Collected data entries:
--- Start ---
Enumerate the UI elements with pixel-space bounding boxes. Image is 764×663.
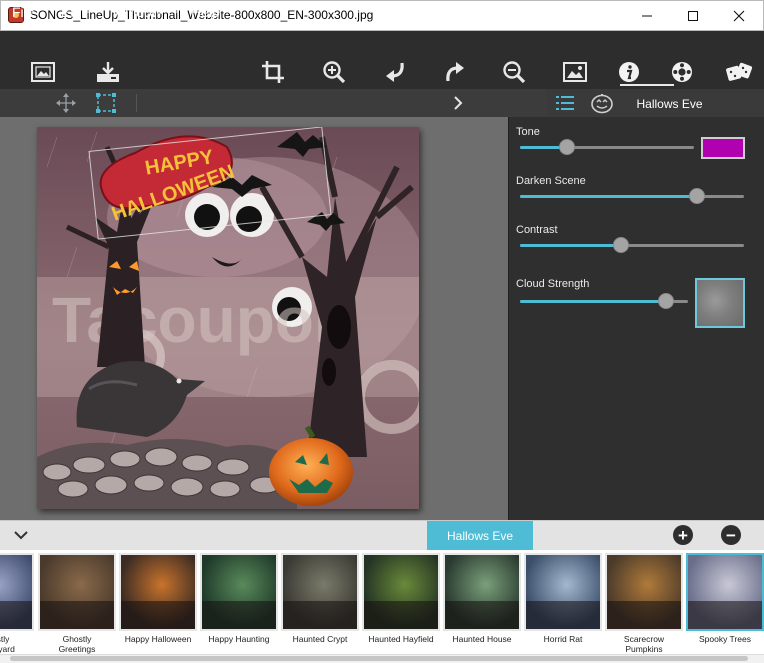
darken-slider[interactable] [520, 187, 744, 205]
scene-strip-bar [0, 520, 764, 550]
active-tab-indicator [620, 84, 674, 86]
scene-thumbnail-label: Ghostly Graveyard [0, 634, 15, 654]
menu-window[interactable]: Window [112, 4, 162, 20]
open-image-icon [31, 62, 55, 82]
contrast-label: Contrast [516, 224, 558, 236]
settings-icon [672, 62, 692, 82]
minimize-icon [642, 15, 652, 16]
zoom-out-button[interactable] [500, 58, 528, 86]
cloud-strength-slider[interactable] [520, 292, 688, 310]
list-icon[interactable] [556, 95, 574, 111]
scene-thumbnail-label: Haunted House [452, 634, 512, 644]
redo-icon [446, 62, 464, 82]
info-icon [619, 62, 639, 82]
settings-button[interactable] [668, 58, 696, 86]
thumbnail-art [526, 601, 600, 629]
thumbnail-art [0, 601, 32, 629]
watermark-text: Tacoupon [52, 284, 353, 356]
dice-icon [726, 62, 753, 81]
menu-edit[interactable]: Edit [61, 4, 85, 20]
close-button[interactable] [716, 1, 762, 30]
canvas-tool-bar [0, 89, 547, 117]
thumbnail-art [445, 601, 519, 629]
thumbnail-art [364, 601, 438, 629]
thumbnail-art [121, 601, 195, 629]
scene-thumbnail-ghostly-graveyard[interactable] [0, 553, 34, 631]
open-image-button[interactable] [29, 58, 57, 86]
redo-button[interactable] [441, 58, 469, 86]
thumbnail-art [688, 601, 762, 629]
scene-image[interactable]: Tacoupon HAPPY HALLOWEEN [37, 127, 419, 509]
zoom-in-icon [323, 61, 346, 84]
scene-thumbnail-haunted-house[interactable] [443, 553, 521, 631]
scene-thumbnail-happy-halloween[interactable] [119, 553, 197, 631]
scene-thumbnail-label: Scarecrow Pumpkins [623, 634, 665, 654]
picture-icon [563, 62, 587, 82]
scene-thumbnail-label: Ghostly Greetings [58, 634, 96, 654]
zoom-in-button[interactable] [320, 58, 348, 86]
select-frame-icon[interactable] [96, 93, 116, 113]
scene-thumbnail-ghostly-greetings[interactable] [38, 553, 116, 631]
scene-thumbnail-list: Ghostly Graveyard Ghostly Greetings Happy … [0, 550, 764, 654]
scene-thumbnail-label: Happy Halloween [124, 634, 192, 644]
info-button[interactable] [615, 58, 643, 86]
thumbnail-art [283, 601, 357, 629]
scene-thumbnail-spooky-trees[interactable] [686, 553, 764, 631]
remove-scene-button[interactable]: − [721, 525, 741, 545]
menu-help[interactable]: Help [191, 4, 220, 20]
scene-thumbnail-horrid-rat[interactable] [524, 553, 602, 631]
cloud-texture-swatch[interactable] [695, 278, 745, 328]
menu-file[interactable]: File [12, 4, 35, 20]
maximize-button[interactable] [670, 1, 716, 30]
add-scene-button[interactable]: + [673, 525, 693, 545]
undo-icon [386, 62, 404, 82]
scene-illustration: Tacoupon HAPPY HALLOWEEN [37, 127, 419, 509]
thumbnail-art [40, 601, 114, 629]
cloud-track-fill [520, 300, 666, 303]
scene-thumbnail-label: Haunted Crypt [292, 634, 348, 644]
darken-knob[interactable] [689, 188, 705, 204]
minimize-button[interactable] [624, 1, 670, 30]
contrast-knob[interactable] [613, 237, 629, 253]
scene-thumbnail-haunted-hayfield[interactable] [362, 553, 440, 631]
crop-button[interactable] [259, 58, 287, 86]
divider [136, 94, 137, 112]
menu-bar [0, 31, 764, 55]
tone-color-swatch[interactable] [701, 137, 745, 159]
scene-thumbnail-happy-haunting[interactable] [200, 553, 278, 631]
pumpkin-face-icon[interactable] [590, 92, 614, 114]
tone-label: Tone [516, 126, 540, 138]
dice-button[interactable] [725, 58, 753, 86]
scene-tab-hallows-eve[interactable]: Hallows Eve [427, 521, 533, 550]
contrast-slider[interactable] [520, 236, 744, 254]
save-icon [97, 62, 119, 82]
chevron-down-icon[interactable] [14, 530, 28, 540]
crop-icon [262, 61, 284, 83]
scene-thumbnail-label: Horrid Rat [543, 634, 583, 644]
thumbnail-art [607, 601, 681, 629]
move-icon[interactable] [56, 93, 76, 113]
cloud-strength-label: Cloud Strength [516, 278, 590, 290]
darken-track-fill [520, 195, 697, 198]
scene-thumbnail-haunted-crypt[interactable] [281, 553, 359, 631]
maximize-icon [688, 10, 698, 21]
contrast-track-fill [520, 244, 621, 247]
cloud-knob[interactable] [658, 293, 674, 309]
save-button[interactable] [94, 58, 122, 86]
scene-thumbnail-label: Haunted Hayfield [368, 634, 434, 644]
picture-button[interactable] [561, 58, 589, 86]
scene-thumbnail-label: Spooky Trees [699, 634, 751, 644]
tone-slider[interactable] [520, 138, 694, 156]
tone-knob[interactable] [559, 139, 575, 155]
darken-label: Darken Scene [516, 175, 586, 187]
scene-title: Hallows Eve [636, 97, 703, 111]
thumbnail-art [202, 601, 276, 629]
undo-button[interactable] [381, 58, 409, 86]
scene-thumbnail-scarecrow-pumpkins[interactable] [605, 553, 683, 631]
zoom-out-icon [503, 61, 526, 84]
scrollbar-thumb[interactable] [10, 656, 748, 661]
chevron-right-icon[interactable] [452, 96, 464, 110]
close-icon [733, 10, 745, 21]
scene-thumbnail-label: Happy Haunting [208, 634, 270, 644]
--- End ---
YOUR TASK:
Switch "interactable" to "clickable" everywhere in the items' lines, changing nothing else, and give the lines back without the pictures.

WRITTEN REPLY:
Enumerate the UI elements with pixel-space bounding boxes. Image is 764×663.
darken-slider[clickable] [520, 187, 744, 205]
scene-strip-bar [0, 520, 764, 550]
active-tab-indicator [620, 84, 674, 86]
scene-thumbnail-label: Ghostly Graveyard [0, 634, 15, 654]
menu-window[clickable]: Window [112, 4, 162, 20]
open-image-icon [31, 62, 55, 82]
contrast-label: Contrast [516, 224, 558, 236]
settings-icon [672, 62, 692, 82]
minimize-icon [642, 15, 652, 16]
zoom-out-button[clickable] [500, 58, 528, 86]
cloud-strength-slider[clickable] [520, 292, 688, 310]
list-icon[clickable] [556, 95, 574, 111]
scene-thumbnail-label: Haunted House [452, 634, 512, 644]
redo-icon [446, 62, 464, 82]
info-icon [619, 62, 639, 82]
settings-button[clickable] [668, 58, 696, 86]
thumbnail-art [526, 601, 600, 629]
thumbnail-art [0, 601, 32, 629]
watermark-text: Tacoupon [52, 284, 353, 356]
dice-icon [726, 62, 753, 81]
menu-edit[clickable]: Edit [61, 4, 85, 20]
close-button[clickable] [716, 1, 762, 30]
canvas-tool-bar [0, 89, 547, 117]
thumbnail-art [445, 601, 519, 629]
thumbnail-art [364, 601, 438, 629]
thumbnail-art [121, 601, 195, 629]
scene-thumbnail-ghostly-graveyard[clickable] [0, 553, 34, 631]
open-image-button[clickable] [29, 58, 57, 86]
redo-button[clickable] [441, 58, 469, 86]
thumbnail-art [688, 601, 762, 629]
scene-image[clickable]: Tacoupon HAPPY HALLOWEEN [37, 127, 419, 509]
zoom-in-icon [323, 61, 346, 84]
scene-thumbnail-haunted-house[clickable] [443, 553, 521, 631]
scene-thumbnail-happy-halloween[clickable] [119, 553, 197, 631]
scene-thumbnail-label: Scarecrow Pumpkins [623, 634, 665, 654]
picture-icon [563, 62, 587, 82]
scene-thumbnail-label: Ghostly Greetings [58, 634, 96, 654]
zoom-in-button[clickable] [320, 58, 348, 86]
select-frame-icon[clickable] [96, 93, 116, 113]
scene-thumbnail-ghostly-greetings[clickable] [38, 553, 116, 631]
scene-thumbnail-list: Ghostly Graveyard Ghostly Greetings Happy … [0, 550, 764, 654]
scene-thumbnail-label: Happy Halloween [124, 634, 192, 644]
info-button[clickable] [615, 58, 643, 86]
thumbnail-art [283, 601, 357, 629]
scene-thumbnail-spooky-trees[clickable] [686, 553, 764, 631]
remove-scene-button[clickable]: − [721, 525, 741, 545]
menu-help[clickable]: Help [191, 4, 220, 20]
scene-thumbnail-horrid-rat[clickable] [524, 553, 602, 631]
cloud-texture-swatch[clickable] [695, 278, 745, 328]
menu-file[clickable]: File [12, 4, 35, 20]
maximize-button[clickable] [670, 1, 716, 30]
add-scene-button[clickable]: + [673, 525, 693, 545]
undo-icon [386, 62, 404, 82]
scene-illustration: Tacoupon HAPPY HALLOWEEN [37, 127, 419, 509]
thumbnail-art [40, 601, 114, 629]
cloud-track-fill [520, 300, 666, 303]
scene-thumbnail-label: Haunted Crypt [292, 634, 348, 644]
darken-knob[clickable] [689, 188, 705, 204]
minimize-button[clickable] [624, 1, 670, 30]
contrast-knob[clickable] [613, 237, 629, 253]
scene-thumbnail-haunted-hayfield[clickable] [362, 553, 440, 631]
crop-button[clickable] [259, 58, 287, 86]
divider [136, 94, 137, 112]
menu-bar [0, 31, 764, 55]
tone-color-swatch[clickable] [701, 137, 745, 159]
scene-thumbnail-happy-haunting[clickable] [200, 553, 278, 631]
pumpkin-face-icon[clickable] [590, 92, 614, 114]
tone-label: Tone [516, 126, 540, 138]
dice-button[clickable] [725, 58, 753, 86]
scene-tab-hallows-eve[clickable]: Hallows Eve [427, 521, 533, 550]
contrast-slider[clickable] [520, 236, 744, 254]
save-icon [97, 62, 119, 82]
chevron-down-icon[clickable] [14, 530, 28, 540]
crop-icon [262, 61, 284, 83]
scene-thumbnail-label: Horrid Rat [543, 634, 583, 644]
thumbnail-art [607, 601, 681, 629]
move-icon[clickable] [56, 93, 76, 113]
cloud-strength-label: Cloud Strength [516, 278, 590, 290]
darken-track-fill [520, 195, 697, 198]
scene-thumbnail-haunted-crypt[clickable] [281, 553, 359, 631]
maximize-icon [688, 10, 698, 21]
contrast-track-fill [520, 244, 621, 247]
cloud-knob[clickable] [658, 293, 674, 309]
save-button[clickable] [94, 58, 122, 86]
scene-thumbnail-label: Haunted Hayfield [368, 634, 434, 644]
picture-button[clickable] [561, 58, 589, 86]
scene-thumbnail-label: Spooky Trees [699, 634, 751, 644]
tone-slider[clickable] [520, 138, 694, 156]
tone-knob[clickable] [559, 139, 575, 155]
darken-label: Darken Scene [516, 175, 586, 187]
scene-title: Hallows Eve [636, 97, 703, 111]
thumbnail-art [202, 601, 276, 629]
undo-button[clickable] [381, 58, 409, 86]
scene-thumbnail-scarecrow-pumpkins[clickable] [605, 553, 683, 631]
zoom-out-icon [503, 61, 526, 84]
scrollbar-thumb[clickable] [10, 656, 748, 661]
chevron-right-icon[clickable] [452, 96, 464, 110]
close-icon [733, 10, 745, 21]
scene-thumbnail-label: Happy Haunting [208, 634, 270, 644]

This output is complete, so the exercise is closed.